* [Task goal] Print the listing below exactly.
· · · ·
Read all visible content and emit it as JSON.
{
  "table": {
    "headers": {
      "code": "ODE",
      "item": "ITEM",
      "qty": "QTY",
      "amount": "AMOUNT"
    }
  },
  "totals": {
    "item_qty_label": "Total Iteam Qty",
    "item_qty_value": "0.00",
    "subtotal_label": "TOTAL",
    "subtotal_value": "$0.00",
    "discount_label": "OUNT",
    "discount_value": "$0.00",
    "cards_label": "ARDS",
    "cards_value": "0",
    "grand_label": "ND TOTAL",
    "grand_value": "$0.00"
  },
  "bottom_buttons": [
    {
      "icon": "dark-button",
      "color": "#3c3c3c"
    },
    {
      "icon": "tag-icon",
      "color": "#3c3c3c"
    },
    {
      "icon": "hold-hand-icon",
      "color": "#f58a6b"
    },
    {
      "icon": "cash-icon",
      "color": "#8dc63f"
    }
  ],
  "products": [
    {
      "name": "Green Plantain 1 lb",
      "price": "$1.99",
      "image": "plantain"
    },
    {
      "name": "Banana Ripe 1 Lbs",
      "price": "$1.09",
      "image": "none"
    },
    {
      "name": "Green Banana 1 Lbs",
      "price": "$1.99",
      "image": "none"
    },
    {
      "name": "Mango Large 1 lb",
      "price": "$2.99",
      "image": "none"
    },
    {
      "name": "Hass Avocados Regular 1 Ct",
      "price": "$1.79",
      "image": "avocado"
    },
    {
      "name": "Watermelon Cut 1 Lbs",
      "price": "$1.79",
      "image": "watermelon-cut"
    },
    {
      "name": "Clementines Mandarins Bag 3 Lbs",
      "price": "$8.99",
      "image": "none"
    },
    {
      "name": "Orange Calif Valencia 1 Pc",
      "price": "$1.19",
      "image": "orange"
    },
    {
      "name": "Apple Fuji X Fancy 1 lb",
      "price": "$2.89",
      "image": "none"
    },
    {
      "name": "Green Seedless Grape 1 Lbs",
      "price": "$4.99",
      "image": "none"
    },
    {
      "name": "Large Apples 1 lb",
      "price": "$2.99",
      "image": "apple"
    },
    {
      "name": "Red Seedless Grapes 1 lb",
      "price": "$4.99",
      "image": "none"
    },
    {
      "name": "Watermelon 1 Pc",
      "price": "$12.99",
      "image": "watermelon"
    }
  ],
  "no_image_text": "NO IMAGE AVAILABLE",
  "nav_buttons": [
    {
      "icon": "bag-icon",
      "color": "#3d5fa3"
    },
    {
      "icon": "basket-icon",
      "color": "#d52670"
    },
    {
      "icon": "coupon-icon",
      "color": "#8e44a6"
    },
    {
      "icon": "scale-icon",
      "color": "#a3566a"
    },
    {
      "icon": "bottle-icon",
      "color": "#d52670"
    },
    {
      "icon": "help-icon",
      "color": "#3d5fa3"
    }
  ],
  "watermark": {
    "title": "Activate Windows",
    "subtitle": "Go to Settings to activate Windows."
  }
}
· · · ·
* [Solution to the problem]
Read all visible content and emit it as JSON.
{
  "table": {
    "headers": {
      "code": "ODE",
      "item": "ITEM",
      "qty": "QTY",
      "amount": "AMOUNT"
    }
  },
  "totals": {
    "item_qty_label": "Total Iteam Qty",
    "item_qty_value": "0.00",
    "subtotal_label": "TOTAL",
    "subtotal_value": "$0.00",
    "discount_label": "OUNT",
    "discount_value": "$0.00",
    "cards_label": "ARDS",
    "cards_value": "0",
    "grand_label": "ND TOTAL",
    "grand_value": "$0.00"
  },
  "bottom_buttons": [
    {
      "icon": "dark-button",
      "color": "#3c3c3c"
    },
    {
      "icon": "tag-icon",
      "color": "#3c3c3c"
    },
    {
      "icon": "hold-hand-icon",
      "color": "#f58a6b"
    },
    {
      "icon": "cash-icon",
      "color": "#8dc63f"
    }
  ],
  "products": [
    {
      "name": "Green Plantain 1 lb",
      "price": "$1.99",
      "image": "plantain"
    },
    {
      "name": "Banana Ripe 1 Lbs",
      "price": "$1.09",
      "image": "none"
    },
    {
      "name": "Green Banana 1 Lbs",
      "price": "$1.99",
      "image": "none"
    },
    {
      "name": "Mango Large 1 lb",
      "price": "$2.99",
      "image": "none"
    },
    {
      "name": "Hass Avocados Regular 1 Ct",
      "price": "$1.79",
      "image": "avocado"
    },
    {
      "name": "Watermelon Cut 1 Lbs",
      "price": "$1.79",
      "image": "watermelon-cut"
    },
    {
      "name": "Clementines Mandarins Bag 3 Lbs",
      "price": "$8.99",
      "image": "none"
    },
    {
      "name": "Orange Calif Valencia 1 Pc",
      "price": "$1.19",
      "image": "orange"
    },
    {
      "name": "Apple Fuji X Fancy 1 lb",
      "price": "$2.89",
      "image": "none"
    },
    {
      "name": "Green Seedless Grape 1 Lbs",
      "price": "$4.99",
      "image": "none"
    },
    {
      "name": "Large Apples 1 lb",
      "price": "$2.99",
      "image": "apple"
    },
    {
      "name": "Red Seedless Grapes 1 lb",
      "price": "$4.99",
      "image": "none"
    },
    {
      "name": "Watermelon 1 Pc",
      "price": "$12.99",
      "image": "watermelon"
    }
  ],
  "no_image_text": "NO IMAGE AVAILABLE",
  "nav_buttons": [
    {
      "icon": "bag-icon",
      "color": "#3d5fa3"
    },
    {
      "icon": "basket-icon",
      "color": "#d52670"
    },
    {
      "icon": "coupon-icon",
      "color": "#8e44a6"
    },
    {
      "icon": "scale-icon",
      "color": "#a3566a"
    },
    {
      "icon": "bottle-icon",
      "color": "#d52670"
    },
    {
      "icon": "help-icon",
      "color": "#3d5fa3"
    }
  ],
  "watermark": {
    "title": "Activate Windows",
    "subtitle": "Go to Settings to activate Windows."
  }
}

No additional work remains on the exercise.